Entries follow. Set all of them down as they stand.

******************************

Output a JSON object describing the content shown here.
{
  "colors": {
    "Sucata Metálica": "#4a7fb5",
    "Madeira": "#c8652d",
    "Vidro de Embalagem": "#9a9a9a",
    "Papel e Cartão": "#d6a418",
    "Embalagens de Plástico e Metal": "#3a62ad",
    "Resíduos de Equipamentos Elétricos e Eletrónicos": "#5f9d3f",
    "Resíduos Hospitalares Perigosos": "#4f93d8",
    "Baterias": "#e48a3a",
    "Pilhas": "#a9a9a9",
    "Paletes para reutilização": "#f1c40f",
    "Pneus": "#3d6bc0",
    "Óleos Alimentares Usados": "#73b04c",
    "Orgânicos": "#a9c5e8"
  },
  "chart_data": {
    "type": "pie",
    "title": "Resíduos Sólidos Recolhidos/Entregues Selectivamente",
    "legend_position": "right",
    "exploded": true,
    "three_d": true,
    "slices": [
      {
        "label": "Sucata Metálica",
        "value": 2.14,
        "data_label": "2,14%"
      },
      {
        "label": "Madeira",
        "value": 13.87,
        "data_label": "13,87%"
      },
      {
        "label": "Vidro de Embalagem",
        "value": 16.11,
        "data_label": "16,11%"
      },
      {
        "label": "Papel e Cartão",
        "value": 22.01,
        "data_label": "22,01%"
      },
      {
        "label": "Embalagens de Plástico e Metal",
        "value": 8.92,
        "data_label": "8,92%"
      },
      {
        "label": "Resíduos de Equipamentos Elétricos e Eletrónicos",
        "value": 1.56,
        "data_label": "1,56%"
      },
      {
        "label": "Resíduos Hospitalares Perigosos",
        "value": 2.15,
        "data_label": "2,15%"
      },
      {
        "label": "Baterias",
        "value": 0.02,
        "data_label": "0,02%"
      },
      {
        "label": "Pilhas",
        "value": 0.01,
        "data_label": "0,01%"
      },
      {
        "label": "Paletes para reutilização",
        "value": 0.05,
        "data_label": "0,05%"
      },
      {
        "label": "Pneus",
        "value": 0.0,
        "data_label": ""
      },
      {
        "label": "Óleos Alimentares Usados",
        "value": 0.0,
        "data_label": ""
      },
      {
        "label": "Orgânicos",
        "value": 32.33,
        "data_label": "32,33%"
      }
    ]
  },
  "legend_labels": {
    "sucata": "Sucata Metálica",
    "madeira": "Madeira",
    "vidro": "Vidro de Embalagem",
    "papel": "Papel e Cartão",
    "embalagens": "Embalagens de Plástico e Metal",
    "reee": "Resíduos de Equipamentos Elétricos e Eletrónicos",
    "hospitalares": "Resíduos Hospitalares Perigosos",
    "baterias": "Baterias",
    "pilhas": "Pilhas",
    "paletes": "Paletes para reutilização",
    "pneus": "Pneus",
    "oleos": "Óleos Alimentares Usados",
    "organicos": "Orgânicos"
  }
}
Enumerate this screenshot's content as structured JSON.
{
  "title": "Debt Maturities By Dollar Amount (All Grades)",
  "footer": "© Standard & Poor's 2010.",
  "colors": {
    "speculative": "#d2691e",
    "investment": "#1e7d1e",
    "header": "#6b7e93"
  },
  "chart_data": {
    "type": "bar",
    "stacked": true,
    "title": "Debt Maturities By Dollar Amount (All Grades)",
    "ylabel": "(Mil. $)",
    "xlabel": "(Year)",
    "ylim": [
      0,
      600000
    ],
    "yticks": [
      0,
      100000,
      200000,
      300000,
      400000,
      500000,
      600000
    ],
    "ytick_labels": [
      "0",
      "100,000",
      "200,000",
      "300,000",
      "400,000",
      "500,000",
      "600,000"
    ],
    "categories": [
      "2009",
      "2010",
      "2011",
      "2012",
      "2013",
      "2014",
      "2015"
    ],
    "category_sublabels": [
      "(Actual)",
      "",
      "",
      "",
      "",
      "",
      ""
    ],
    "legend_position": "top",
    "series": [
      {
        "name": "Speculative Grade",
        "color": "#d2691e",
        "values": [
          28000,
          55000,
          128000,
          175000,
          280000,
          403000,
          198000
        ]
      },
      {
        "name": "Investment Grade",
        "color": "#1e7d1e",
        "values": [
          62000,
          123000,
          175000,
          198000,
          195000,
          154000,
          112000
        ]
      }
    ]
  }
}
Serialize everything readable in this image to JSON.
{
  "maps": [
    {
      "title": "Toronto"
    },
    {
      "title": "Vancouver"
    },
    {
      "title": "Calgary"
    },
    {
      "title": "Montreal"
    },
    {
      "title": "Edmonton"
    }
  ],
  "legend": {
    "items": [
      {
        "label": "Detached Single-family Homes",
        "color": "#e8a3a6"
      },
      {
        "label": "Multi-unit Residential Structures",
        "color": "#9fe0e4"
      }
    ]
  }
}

******************************

* **RESPONSE TO THIS EXERCISE**
Output a JSON object describing the content shown here.
{
  "colors": {
    "Sucata Metálica": "#4a7fb5",
    "Madeira": "#c8652d",
    "Vidro de Embalagem": "#9a9a9a",
    "Papel e Cartão": "#d6a418",
    "Embalagens de Plástico e Metal": "#3a62ad",
    "Resíduos de Equipamentos Elétricos e Eletrónicos": "#5f9d3f",
    "Resíduos Hospitalares Perigosos": "#4f93d8",
    "Baterias": "#e48a3a",
    "Pilhas": "#a9a9a9",
    "Paletes para reutilização": "#f1c40f",
    "Pneus": "#3d6bc0",
    "Óleos Alimentares Usados": "#73b04c",
    "Orgânicos": "#a9c5e8"
  },
  "chart_data": {
    "type": "pie",
    "title": "Resíduos Sólidos Recolhidos/Entregues Selectivamente",
    "legend_position": "right",
    "exploded": true,
    "three_d": true,
    "slices": [
      {
        "label": "Sucata Metálica",
        "value": 2.14,
        "data_label": "2,14%"
      },
      {
        "label": "Madeira",
        "value": 13.87,
        "data_label": "13,87%"
      },
      {
        "label": "Vidro de Embalagem",
        "value": 16.11,
        "data_label": "16,11%"
      },
      {
        "label": "Papel e Cartão",
        "value": 22.01,
        "data_label": "22,01%"
      },
      {
        "label": "Embalagens de Plástico e Metal",
        "value": 8.92,
        "data_label": "8,92%"
      },
      {
        "label": "Resíduos de Equipamentos Elétricos e Eletrónicos",
        "value": 1.56,
        "data_label": "1,56%"
      },
      {
        "label": "Resíduos Hospitalares Perigosos",
        "value": 2.15,
        "data_label": "2,15%"
      },
      {
        "label": "Baterias",
        "value": 0.02,
        "data_label": "0,02%"
      },
      {
        "label": "Pilhas",
        "value": 0.01,
        "data_label": "0,01%"
      },
      {
        "label": "Paletes para reutilização",
        "value": 0.05,
        "data_label": "0,05%"
      },
      {
        "label": "Pneus",
        "value": 0.0,
        "data_label": ""
      },
      {
        "label": "Óleos Alimentares Usados",
        "value": 0.0,
        "data_label": ""
      },
      {
        "label": "Orgânicos",
        "value": 32.33,
        "data_label": "32,33%"
      }
    ]
  },
  "legend_labels": {
    "sucata": "Sucata Metálica",
    "madeira": "Madeira",
    "vidro": "Vidro de Embalagem",
    "papel": "Papel e Cartão",
    "embalagens": "Embalagens de Plástico e Metal",
    "reee": "Resíduos de Equipamentos Elétricos e Eletrónicos",
    "hospitalares": "Resíduos Hospitalares Perigosos",
    "baterias": "Baterias",
    "pilhas": "Pilhas",
    "paletes": "Paletes para reutilização",
    "pneus": "Pneus",
    "oleos": "Óleos Alimentares Usados",
    "organicos": "Orgânicos"
  }
}
Enumerate this screenshot's content as structured JSON.
{
  "title": "Debt Maturities By Dollar Amount (All Grades)",
  "footer": "© Standard & Poor's 2010.",
  "colors": {
    "speculative": "#d2691e",
    "investment": "#1e7d1e",
    "header": "#6b7e93"
  },
  "chart_data": {
    "type": "bar",
    "stacked": true,
    "title": "Debt Maturities By Dollar Amount (All Grades)",
    "ylabel": "(Mil. $)",
    "xlabel": "(Year)",
    "ylim": [
      0,
      600000
    ],
    "yticks": [
      0,
      100000,
      200000,
      300000,
      400000,
      500000,
      600000
    ],
    "ytick_labels": [
      "0",
      "100,000",
      "200,000",
      "300,000",
      "400,000",
      "500,000",
      "600,000"
    ],
    "categories": [
      "2009",
      "2010",
      "2011",
      "2012",
      "2013",
      "2014",
      "2015"
    ],
    "category_sublabels": [
      "(Actual)",
      "",
      "",
      "",
      "",
      "",
      ""
    ],
    "legend_position": "top",
    "series": [
      {
        "name": "Speculative Grade",
        "color": "#d2691e",
        "values": [
          28000,
          55000,
          128000,
          175000,
          280000,
          403000,
          198000
        ]
      },
      {
        "name": "Investment Grade",
        "color": "#1e7d1e",
        "values": [
          62000,
          123000,
          175000,
          198000,
          195000,
          154000,
          112000
        ]
      }
    ]
  }
}
Serialize everything readable in this image to JSON.
{
  "maps": [
    {
      "title": "Toronto"
    },
    {
      "title": "Vancouver"
    },
    {
      "title": "Calgary"
    },
    {
      "title": "Montreal"
    },
    {
      "title": "Edmonton"
    }
  ],
  "legend": {
    "items": [
      {
        "label": "Detached Single-family Homes",
        "color": "#e8a3a6"
      },
      {
        "label": "Multi-unit Residential Structures",
        "color": "#9fe0e4"
      }
    ]
  }
}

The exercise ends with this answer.